— Start Records provided —

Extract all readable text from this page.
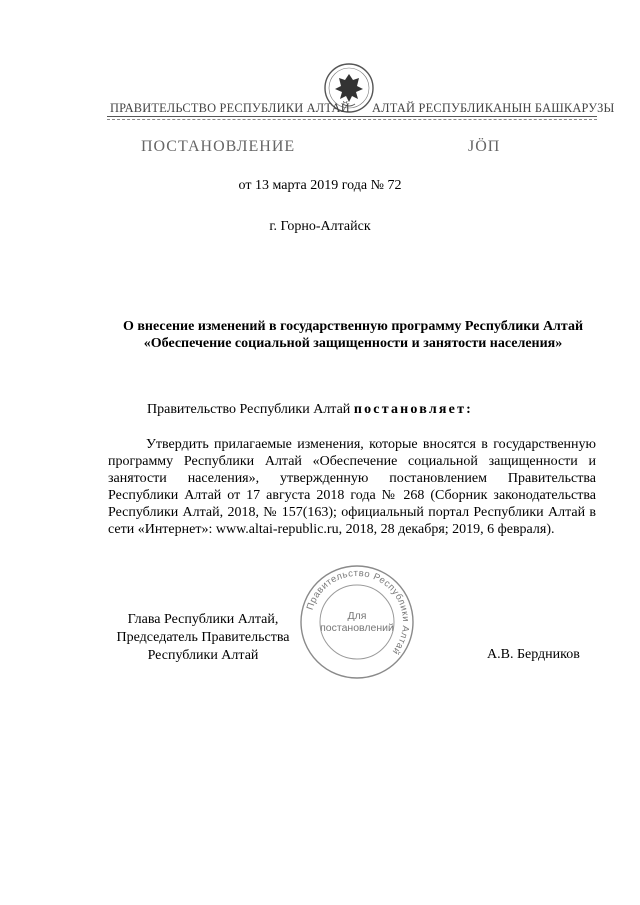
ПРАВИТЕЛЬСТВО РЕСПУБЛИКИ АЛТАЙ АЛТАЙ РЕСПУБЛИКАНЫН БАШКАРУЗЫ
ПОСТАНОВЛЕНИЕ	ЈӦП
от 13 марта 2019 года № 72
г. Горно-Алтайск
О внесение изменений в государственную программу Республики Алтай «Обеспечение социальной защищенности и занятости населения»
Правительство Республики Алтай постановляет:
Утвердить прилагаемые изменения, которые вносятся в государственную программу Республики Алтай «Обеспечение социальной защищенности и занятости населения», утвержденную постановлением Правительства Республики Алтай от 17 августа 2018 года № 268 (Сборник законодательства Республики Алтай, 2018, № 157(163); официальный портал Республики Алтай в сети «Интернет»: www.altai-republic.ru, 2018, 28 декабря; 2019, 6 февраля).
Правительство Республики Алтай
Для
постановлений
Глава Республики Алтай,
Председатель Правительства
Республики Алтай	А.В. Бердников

— End Records provided —

Where a line contains "социальной", copy that line.

• Task answer:
О внесение изменений в государственную программу Республики Алтай «Обеспечение социальной защищенности и занятости населения»
Утвердить прилагаемые изменения, которые вносятся в государственную программу Республики Алтай «Обеспечение социальной защищенности и занятости населения», утвержденную постановлением Правительства Республики Алтай от 17 августа 2018 года № 268 (Сборник законодательства Республики Алтай, 2018, № 157(163); официальный портал Республики Алтай в сети «Интернет»: www.altai-republic.ru, 2018, 28 декабря; 2019, 6 февраля).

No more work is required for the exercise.